● Passage:
Good luck with this sitch. I know you may think it’s be boring to blog about one guy at a time– and the double standards for men and women and sexual relationships are unfair but protect your heart…first and for most.
your fairy blog sister,
From reading this maybe you are not comfortable with the thought of Mr. Possibility or you sleeping with other people while being emotionally involved with each other. I agree with Cathydinas take a step back and see if you are putting more into this potential relationship than he is? And if you guys are going to have sex again, after his little sexapade then you guys need to be tested for STDS to be on the safe side. Who knows what he could have possibility picked up while being with someone else in another country
It’s the story of the great divide between men and women, and more particularly – the moment a man sleeps with someone else, we internalise it and think it’s our fault ‘what did I do wrong’. Nothing. HE slept with someone else, not you. I agree it doesn’t make him a bad person per se, in light of the agreement you two reached it seems he was well within his ‘rights’. He was free to do what he wants. But perhaps that’s the truth of it – He IS free to do what he wants, and this is what he chose to do… I would say your worth someone choosing that what he wants is YOU (and only you).

● Directions:
a) Condense the passage's paragraph beginning "It's the story of the great divide" into a short bulleted list that keeps its main facts.
b) Answer these questions from the passage, one line each:
(i) How does the writer sign off the first comment?
(ii) Whom does the writer of the comment about STD testing say they agree with?
(iii) What one-word answer does the last comment give to the question "what did I do wrong"?
c) Output everything in the passage from "Good luck with" down to "and for most.".

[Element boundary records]
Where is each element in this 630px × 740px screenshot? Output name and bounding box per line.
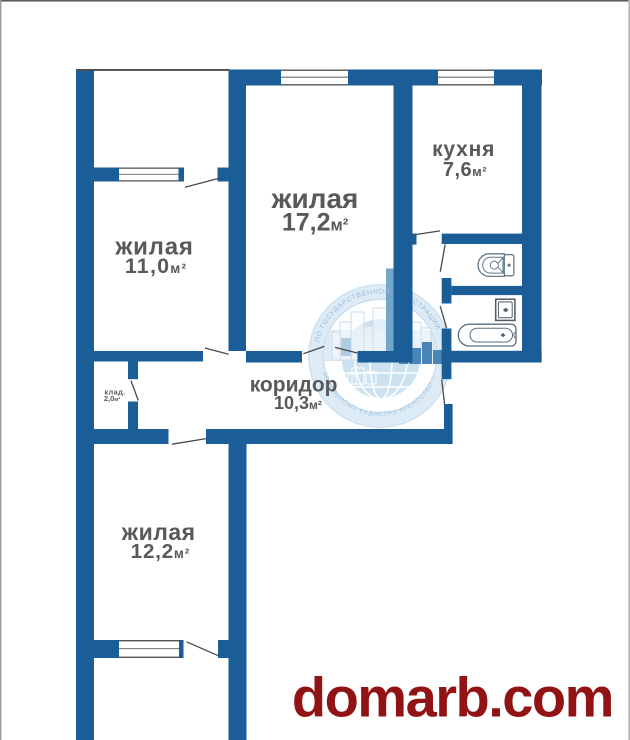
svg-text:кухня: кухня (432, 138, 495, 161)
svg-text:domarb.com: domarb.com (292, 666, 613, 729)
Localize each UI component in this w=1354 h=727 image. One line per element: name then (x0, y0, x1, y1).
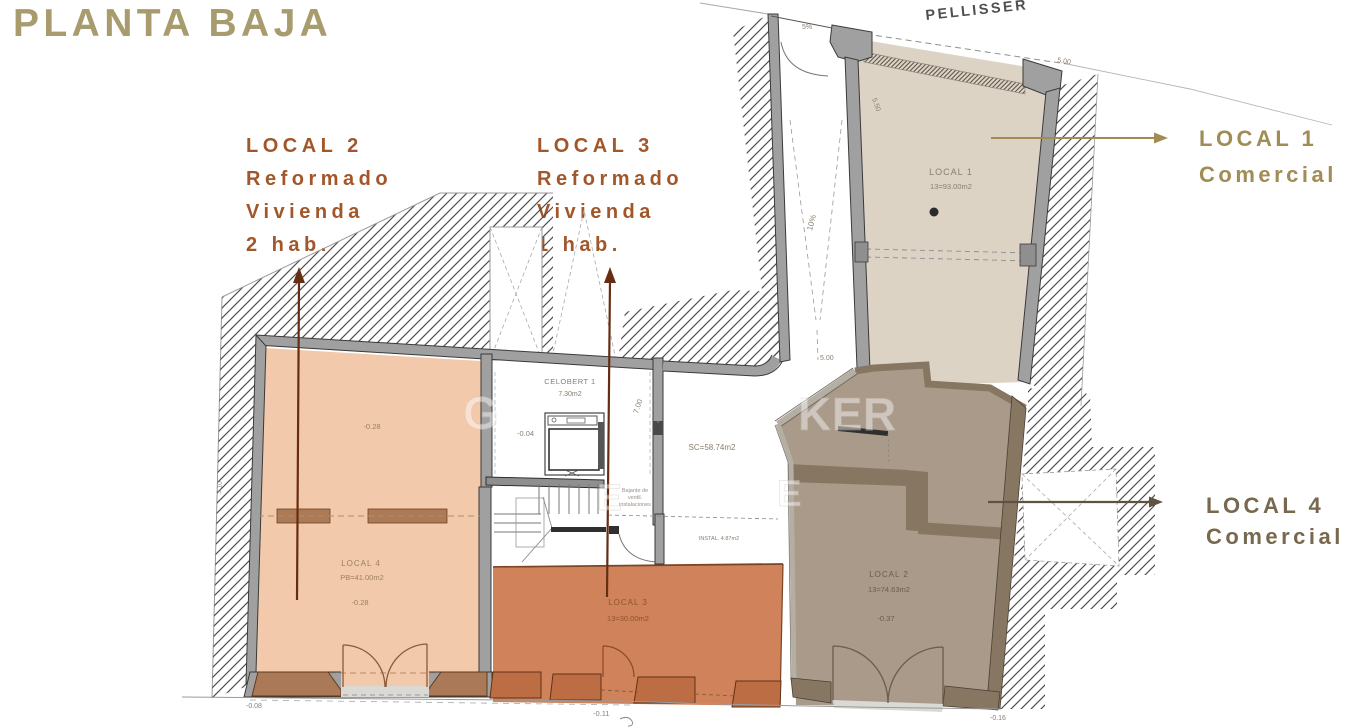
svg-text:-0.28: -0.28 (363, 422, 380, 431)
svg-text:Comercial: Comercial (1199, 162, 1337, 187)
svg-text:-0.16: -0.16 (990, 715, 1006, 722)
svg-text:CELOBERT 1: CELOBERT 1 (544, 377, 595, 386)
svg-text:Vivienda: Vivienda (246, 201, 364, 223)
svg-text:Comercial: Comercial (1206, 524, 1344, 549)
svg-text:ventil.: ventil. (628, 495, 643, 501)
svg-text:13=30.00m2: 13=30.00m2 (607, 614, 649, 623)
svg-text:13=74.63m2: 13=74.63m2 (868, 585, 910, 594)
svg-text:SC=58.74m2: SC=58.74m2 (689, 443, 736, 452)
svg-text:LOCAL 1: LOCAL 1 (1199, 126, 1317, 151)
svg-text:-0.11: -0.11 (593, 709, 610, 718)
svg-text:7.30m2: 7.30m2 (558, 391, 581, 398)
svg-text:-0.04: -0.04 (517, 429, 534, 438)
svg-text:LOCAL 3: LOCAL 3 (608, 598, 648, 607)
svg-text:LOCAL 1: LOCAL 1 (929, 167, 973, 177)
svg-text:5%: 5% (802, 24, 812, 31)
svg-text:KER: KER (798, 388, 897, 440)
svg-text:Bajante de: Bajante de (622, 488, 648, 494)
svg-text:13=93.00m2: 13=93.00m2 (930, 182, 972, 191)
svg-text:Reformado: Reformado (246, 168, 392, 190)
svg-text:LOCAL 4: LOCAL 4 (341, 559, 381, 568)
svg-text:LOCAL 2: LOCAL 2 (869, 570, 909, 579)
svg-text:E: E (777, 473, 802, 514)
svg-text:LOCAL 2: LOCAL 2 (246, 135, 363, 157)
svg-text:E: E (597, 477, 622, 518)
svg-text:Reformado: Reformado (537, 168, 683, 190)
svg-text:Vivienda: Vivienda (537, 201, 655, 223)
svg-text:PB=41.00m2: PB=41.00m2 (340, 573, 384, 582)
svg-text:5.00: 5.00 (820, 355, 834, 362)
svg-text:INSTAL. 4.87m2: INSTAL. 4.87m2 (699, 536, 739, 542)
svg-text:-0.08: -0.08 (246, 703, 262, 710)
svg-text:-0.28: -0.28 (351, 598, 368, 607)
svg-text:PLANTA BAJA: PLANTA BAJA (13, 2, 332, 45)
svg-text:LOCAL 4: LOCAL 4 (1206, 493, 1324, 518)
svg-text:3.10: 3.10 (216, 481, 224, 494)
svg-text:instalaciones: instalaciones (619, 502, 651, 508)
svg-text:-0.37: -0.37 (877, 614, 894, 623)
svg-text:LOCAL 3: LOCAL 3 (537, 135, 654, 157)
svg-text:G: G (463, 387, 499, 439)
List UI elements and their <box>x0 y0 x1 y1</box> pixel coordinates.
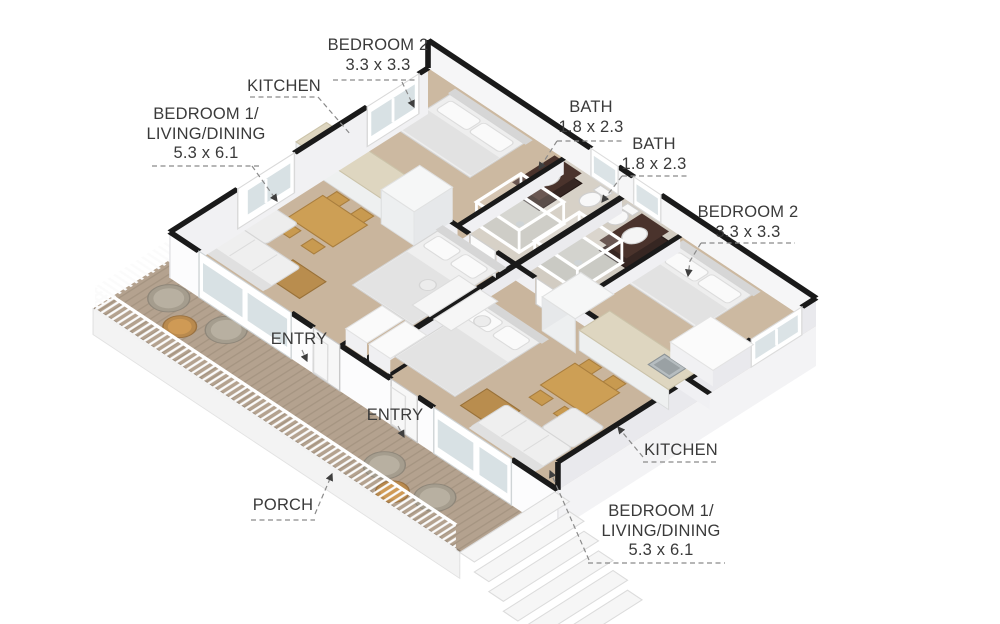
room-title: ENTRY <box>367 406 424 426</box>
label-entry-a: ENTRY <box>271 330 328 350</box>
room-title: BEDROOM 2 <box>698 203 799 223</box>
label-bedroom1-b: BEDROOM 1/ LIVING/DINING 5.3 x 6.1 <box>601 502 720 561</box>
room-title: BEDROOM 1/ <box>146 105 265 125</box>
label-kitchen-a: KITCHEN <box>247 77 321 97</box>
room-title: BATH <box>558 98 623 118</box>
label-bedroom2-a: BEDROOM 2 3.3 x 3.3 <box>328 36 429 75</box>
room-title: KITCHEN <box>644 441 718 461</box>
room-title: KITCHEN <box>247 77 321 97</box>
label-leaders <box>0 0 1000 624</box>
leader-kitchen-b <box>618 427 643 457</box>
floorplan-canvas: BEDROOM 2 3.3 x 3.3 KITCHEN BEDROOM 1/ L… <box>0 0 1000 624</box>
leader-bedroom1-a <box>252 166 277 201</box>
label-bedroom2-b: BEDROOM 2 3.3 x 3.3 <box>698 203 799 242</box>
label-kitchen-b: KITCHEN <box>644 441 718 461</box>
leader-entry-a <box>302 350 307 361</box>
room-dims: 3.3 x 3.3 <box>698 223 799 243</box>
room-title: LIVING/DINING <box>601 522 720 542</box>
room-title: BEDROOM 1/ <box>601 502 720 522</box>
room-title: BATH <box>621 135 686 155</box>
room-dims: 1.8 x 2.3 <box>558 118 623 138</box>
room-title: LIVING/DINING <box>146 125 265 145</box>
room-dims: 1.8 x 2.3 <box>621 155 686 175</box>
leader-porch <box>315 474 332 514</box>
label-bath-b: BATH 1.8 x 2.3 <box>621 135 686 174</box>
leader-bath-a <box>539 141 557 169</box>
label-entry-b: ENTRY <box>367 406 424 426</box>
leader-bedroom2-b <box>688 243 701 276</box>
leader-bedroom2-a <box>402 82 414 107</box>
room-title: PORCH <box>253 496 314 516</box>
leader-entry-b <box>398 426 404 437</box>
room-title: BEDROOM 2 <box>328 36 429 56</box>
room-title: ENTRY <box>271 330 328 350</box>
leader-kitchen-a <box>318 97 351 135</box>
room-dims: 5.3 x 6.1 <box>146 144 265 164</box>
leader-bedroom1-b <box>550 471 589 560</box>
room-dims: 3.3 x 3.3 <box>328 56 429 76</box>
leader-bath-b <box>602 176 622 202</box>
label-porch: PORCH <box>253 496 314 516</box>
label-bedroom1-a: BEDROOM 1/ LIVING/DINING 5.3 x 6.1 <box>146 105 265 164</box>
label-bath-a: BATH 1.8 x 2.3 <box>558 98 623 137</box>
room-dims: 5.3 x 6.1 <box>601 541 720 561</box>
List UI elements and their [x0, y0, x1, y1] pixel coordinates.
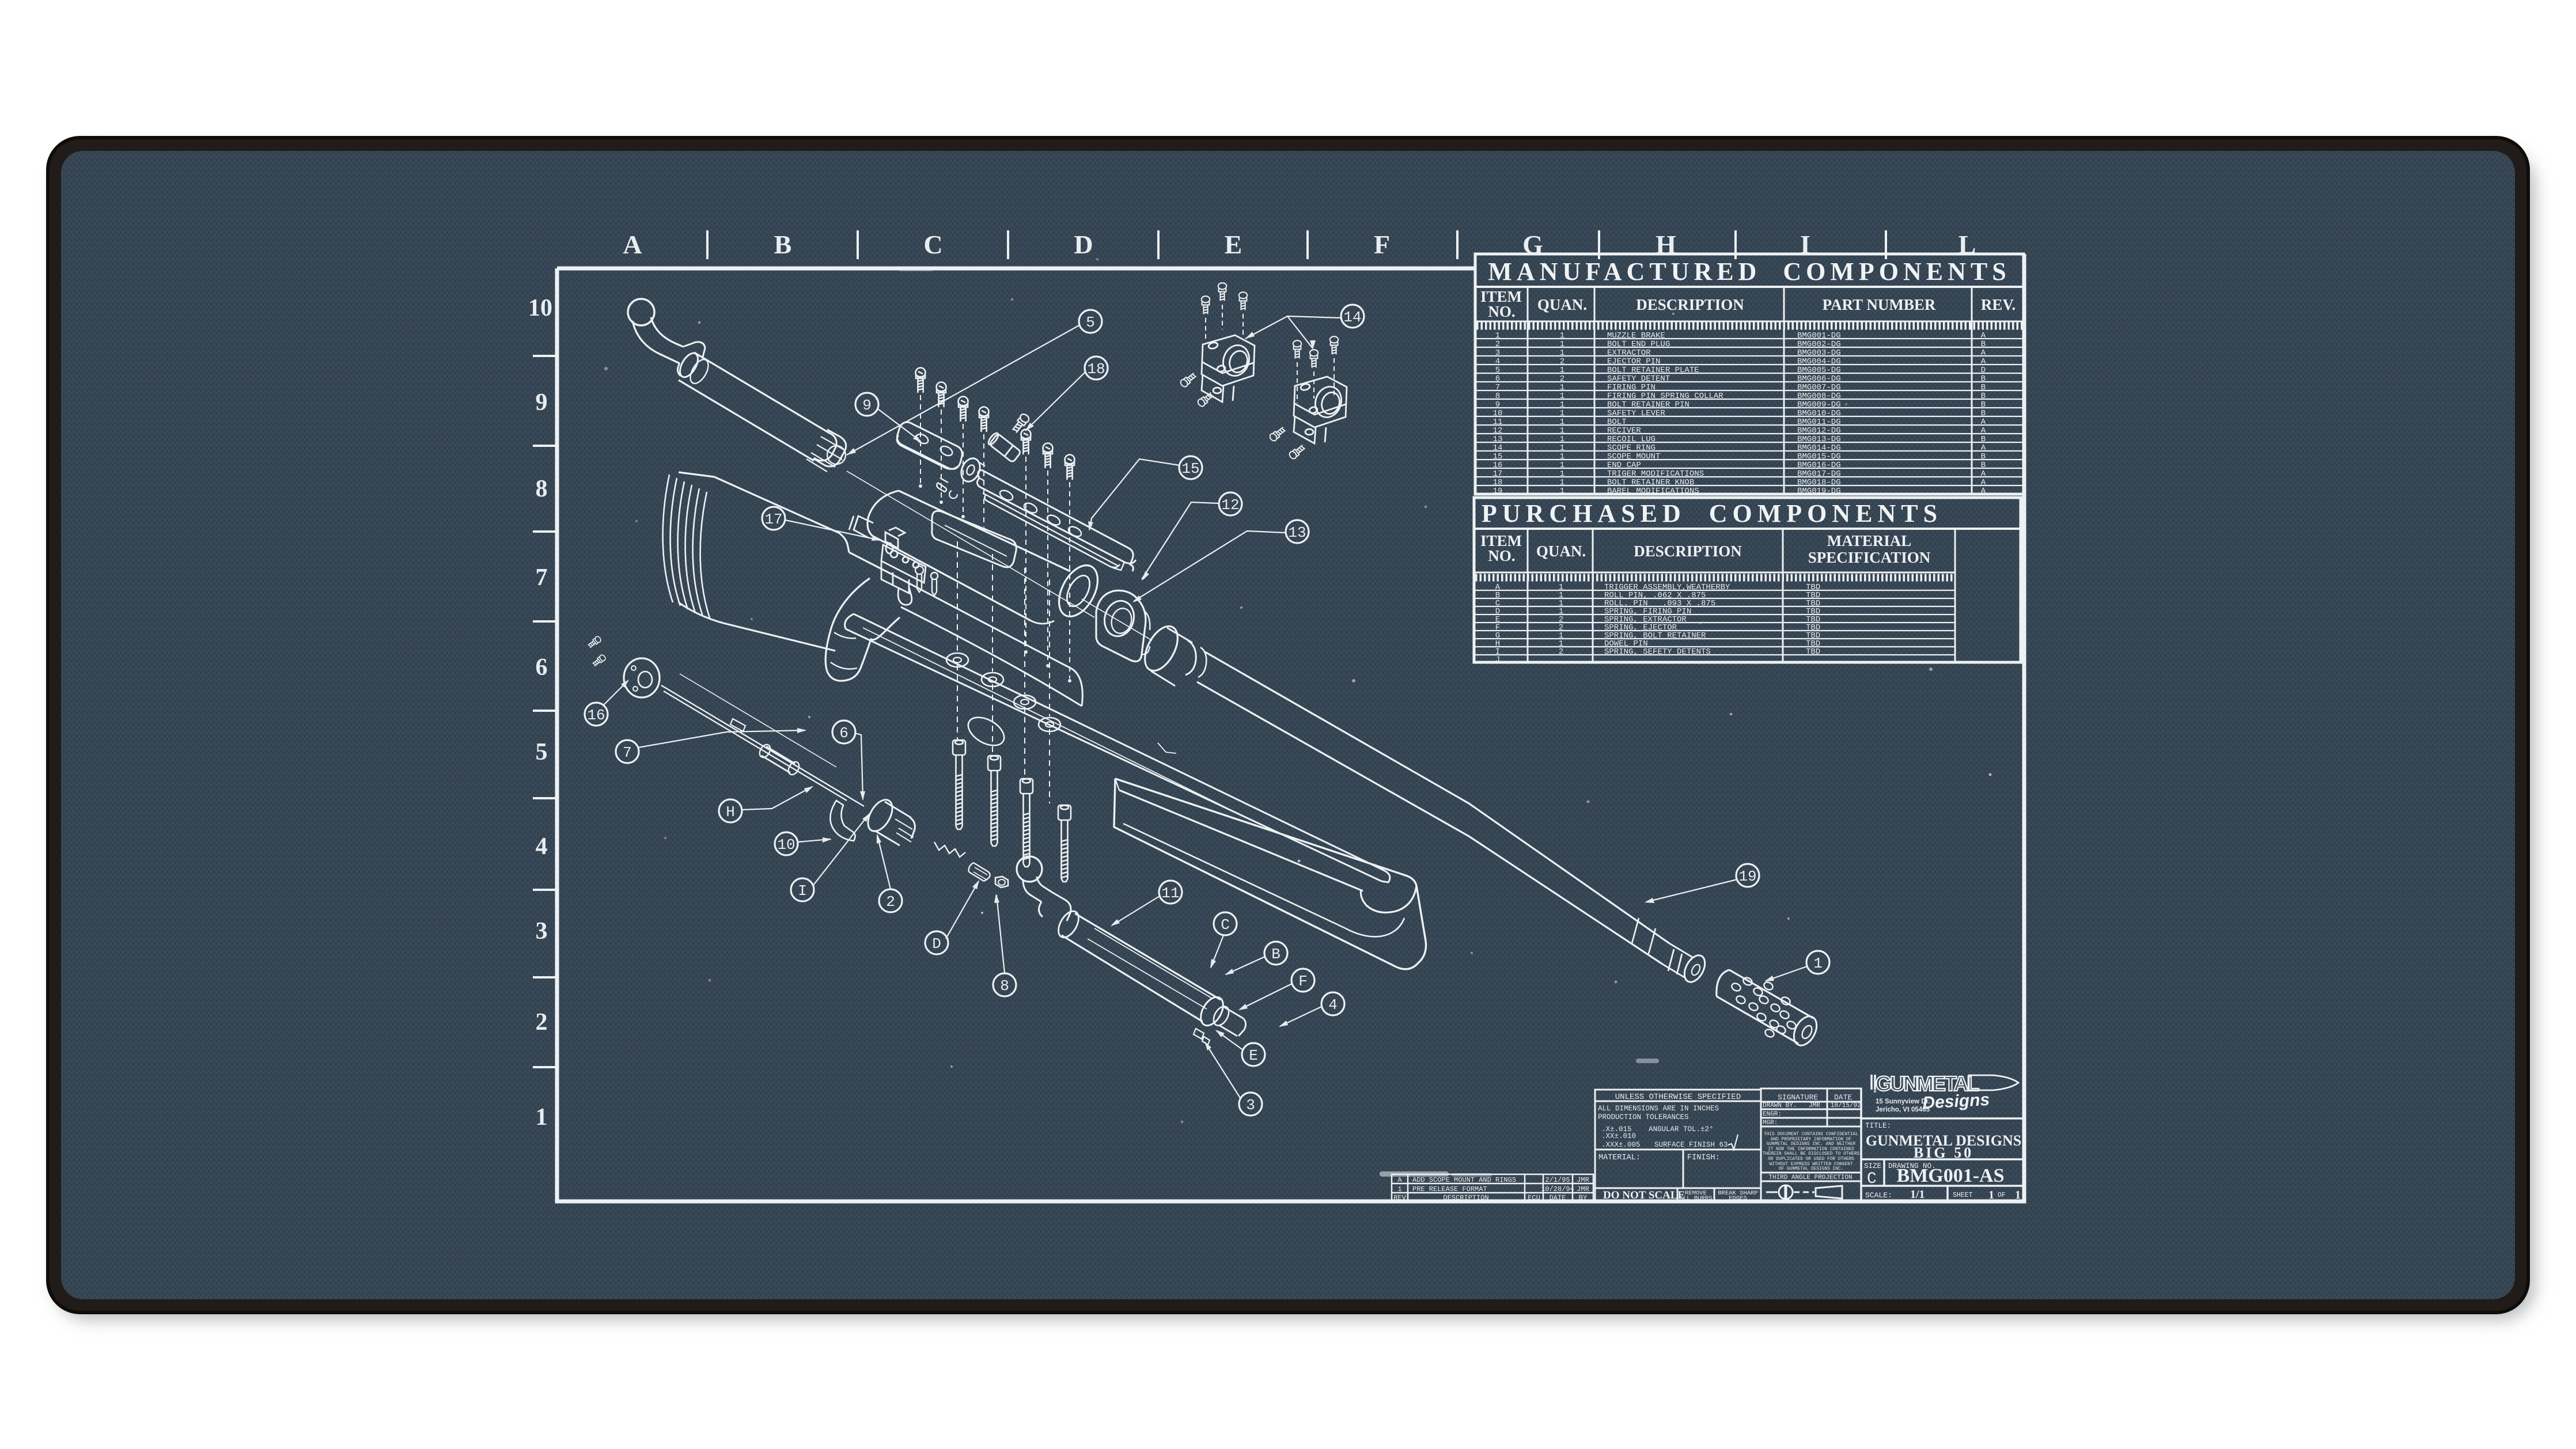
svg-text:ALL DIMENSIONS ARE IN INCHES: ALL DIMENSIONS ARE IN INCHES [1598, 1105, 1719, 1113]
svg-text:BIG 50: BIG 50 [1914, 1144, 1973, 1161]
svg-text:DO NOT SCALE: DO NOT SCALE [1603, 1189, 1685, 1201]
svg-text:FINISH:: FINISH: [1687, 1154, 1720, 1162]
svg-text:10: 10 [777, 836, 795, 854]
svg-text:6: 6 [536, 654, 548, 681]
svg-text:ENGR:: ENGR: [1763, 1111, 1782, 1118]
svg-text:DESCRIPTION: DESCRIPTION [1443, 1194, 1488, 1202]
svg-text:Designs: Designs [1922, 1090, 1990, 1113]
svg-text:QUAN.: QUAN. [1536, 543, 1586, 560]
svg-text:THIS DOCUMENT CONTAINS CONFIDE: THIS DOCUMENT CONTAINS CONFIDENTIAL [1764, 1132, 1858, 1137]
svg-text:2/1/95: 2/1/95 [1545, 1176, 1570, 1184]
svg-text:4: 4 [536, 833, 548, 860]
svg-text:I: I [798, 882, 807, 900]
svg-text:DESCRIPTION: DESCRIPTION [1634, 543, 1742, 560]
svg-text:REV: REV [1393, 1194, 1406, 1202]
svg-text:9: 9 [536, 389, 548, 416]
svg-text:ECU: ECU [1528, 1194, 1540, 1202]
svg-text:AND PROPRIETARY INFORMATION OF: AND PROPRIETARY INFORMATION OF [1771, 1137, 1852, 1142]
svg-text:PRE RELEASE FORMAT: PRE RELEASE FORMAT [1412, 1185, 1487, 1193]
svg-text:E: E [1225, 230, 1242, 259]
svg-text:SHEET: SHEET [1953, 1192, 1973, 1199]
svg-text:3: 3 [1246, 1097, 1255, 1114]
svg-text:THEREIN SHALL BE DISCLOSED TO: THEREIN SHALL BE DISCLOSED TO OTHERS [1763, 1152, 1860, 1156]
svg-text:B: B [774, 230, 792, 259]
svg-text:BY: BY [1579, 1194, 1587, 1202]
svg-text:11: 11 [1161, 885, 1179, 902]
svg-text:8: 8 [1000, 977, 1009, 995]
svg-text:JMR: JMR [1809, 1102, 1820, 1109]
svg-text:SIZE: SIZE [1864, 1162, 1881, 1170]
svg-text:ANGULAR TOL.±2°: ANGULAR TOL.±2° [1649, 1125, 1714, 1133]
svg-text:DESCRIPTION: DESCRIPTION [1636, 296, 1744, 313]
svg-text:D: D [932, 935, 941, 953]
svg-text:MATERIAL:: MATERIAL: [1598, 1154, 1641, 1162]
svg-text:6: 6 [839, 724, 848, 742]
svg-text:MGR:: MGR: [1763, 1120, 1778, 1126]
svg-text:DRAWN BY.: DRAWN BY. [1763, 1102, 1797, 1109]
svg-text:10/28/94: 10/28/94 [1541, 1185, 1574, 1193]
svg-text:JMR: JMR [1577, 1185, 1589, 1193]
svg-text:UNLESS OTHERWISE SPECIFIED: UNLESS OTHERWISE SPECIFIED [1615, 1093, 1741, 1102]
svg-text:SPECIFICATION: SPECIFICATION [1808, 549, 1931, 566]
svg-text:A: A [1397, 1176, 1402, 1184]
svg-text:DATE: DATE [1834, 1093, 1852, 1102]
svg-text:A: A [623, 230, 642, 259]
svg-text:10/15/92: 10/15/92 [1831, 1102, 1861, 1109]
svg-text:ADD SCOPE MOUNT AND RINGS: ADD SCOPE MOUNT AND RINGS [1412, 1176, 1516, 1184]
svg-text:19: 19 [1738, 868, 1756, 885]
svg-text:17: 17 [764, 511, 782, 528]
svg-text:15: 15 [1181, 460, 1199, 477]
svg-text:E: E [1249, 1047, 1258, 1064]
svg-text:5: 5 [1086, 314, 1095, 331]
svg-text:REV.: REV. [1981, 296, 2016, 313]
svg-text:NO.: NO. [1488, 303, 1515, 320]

● Task results:
a)
- It is the story of the great divide between men and women.
- When a man sleeps with someone else, women tend to internalize it and blame themselves, asking what they did wrong.
- The answer is nothing: he slept with someone else, not you.
- This doesn't necessarily make him a bad person, since under the agreement the two of you reached he was within his "rights" and free to do what he wanted.
- He was free, and this is what he chose to do.
- You are worth someone who chooses you, and only you.

b)
(i) "your fairy blog sister"
(ii) Cathydinas
(iii) Nothing.

c)
Good luck with this sitch. I know you may think it’s be boring to blog about one guy at a time– and the double standards for men and women and sexual relationships are unfair but protect your heart…first and for most.